**Exercise task**
Your copy of the material must match it exactly, except that pictures are dropped.

* Begin Records for this task *

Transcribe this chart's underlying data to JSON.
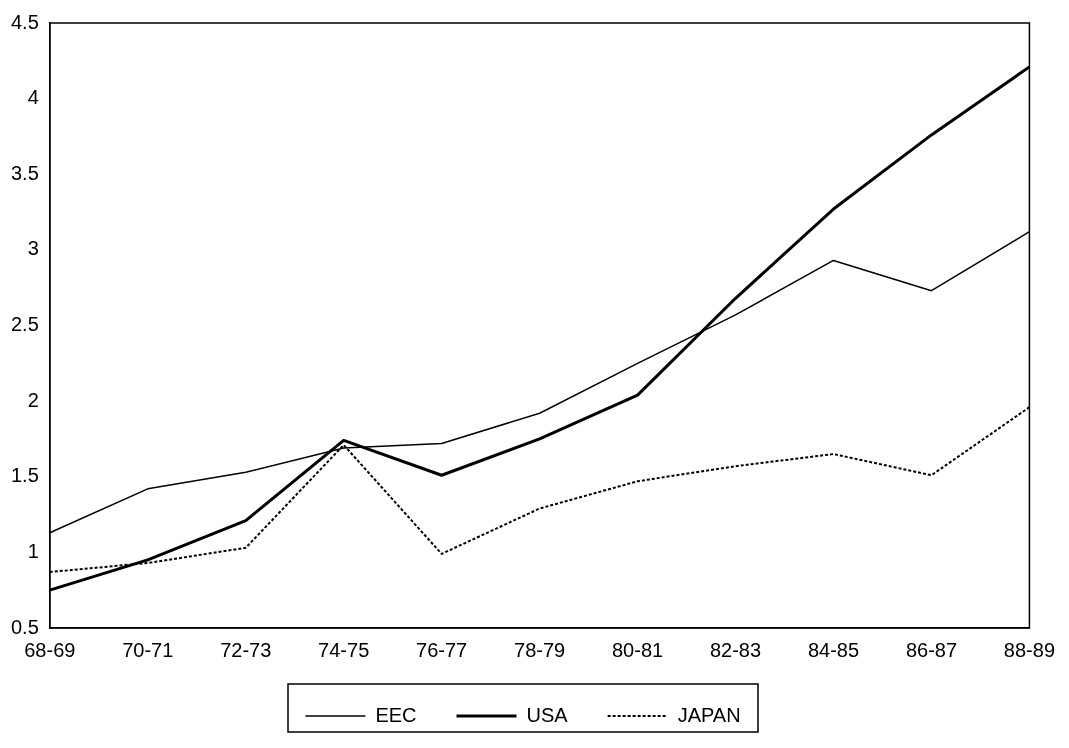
{
  "chart_data": {
    "type": "line",
    "categories": [
      "68-69",
      "70-71",
      "72-73",
      "74-75",
      "76-77",
      "78-79",
      "80-81",
      "82-83",
      "84-85",
      "86-87",
      "88-89"
    ],
    "series": [
      {
        "name": "EEC",
        "color": "#000000",
        "line_style": "solid",
        "values": [
          1.13,
          1.42,
          1.53,
          1.69,
          1.72,
          1.92,
          2.25,
          2.57,
          2.93,
          2.73,
          3.12
        ]
      },
      {
        "name": "USA",
        "color": "#000000",
        "line_style": "solid",
        "values": [
          0.75,
          0.95,
          1.21,
          1.74,
          1.51,
          1.75,
          2.04,
          2.68,
          3.27,
          3.76,
          4.21
        ]
      },
      {
        "name": "JAPAN",
        "color": "#000000",
        "line_style": "dotted",
        "values": [
          0.87,
          0.93,
          1.03,
          1.71,
          0.99,
          1.29,
          1.47,
          1.57,
          1.65,
          1.51,
          1.96
        ]
      }
    ],
    "ylim": [
      0.5,
      4.5
    ],
    "yticks": [
      0.5,
      1,
      1.5,
      2,
      2.5,
      3,
      3.5,
      4,
      4.5
    ],
    "grid": false,
    "legend": "bottom",
    "marker": "none"
  }
}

* End Records for this task *

**Problem solution**
Transcribe this chart's underlying data to JSON.
{
  "chart_data": {
    "type": "line",
    "categories": [
      "68-69",
      "70-71",
      "72-73",
      "74-75",
      "76-77",
      "78-79",
      "80-81",
      "82-83",
      "84-85",
      "86-87",
      "88-89"
    ],
    "series": [
      {
        "name": "EEC",
        "color": "#000000",
        "line_style": "solid",
        "values": [
          1.13,
          1.42,
          1.53,
          1.69,
          1.72,
          1.92,
          2.25,
          2.57,
          2.93,
          2.73,
          3.12
        ]
      },
      {
        "name": "USA",
        "color": "#000000",
        "line_style": "solid",
        "values": [
          0.75,
          0.95,
          1.21,
          1.74,
          1.51,
          1.75,
          2.04,
          2.68,
          3.27,
          3.76,
          4.21
        ]
      },
      {
        "name": "JAPAN",
        "color": "#000000",
        "line_style": "dotted",
        "values": [
          0.87,
          0.93,
          1.03,
          1.71,
          0.99,
          1.29,
          1.47,
          1.57,
          1.65,
          1.51,
          1.96
        ]
      }
    ],
    "ylim": [
      0.5,
      4.5
    ],
    "yticks": [
      0.5,
      1,
      1.5,
      2,
      2.5,
      3,
      3.5,
      4,
      4.5
    ],
    "grid": false,
    "legend": "bottom",
    "marker": "none"
  }
}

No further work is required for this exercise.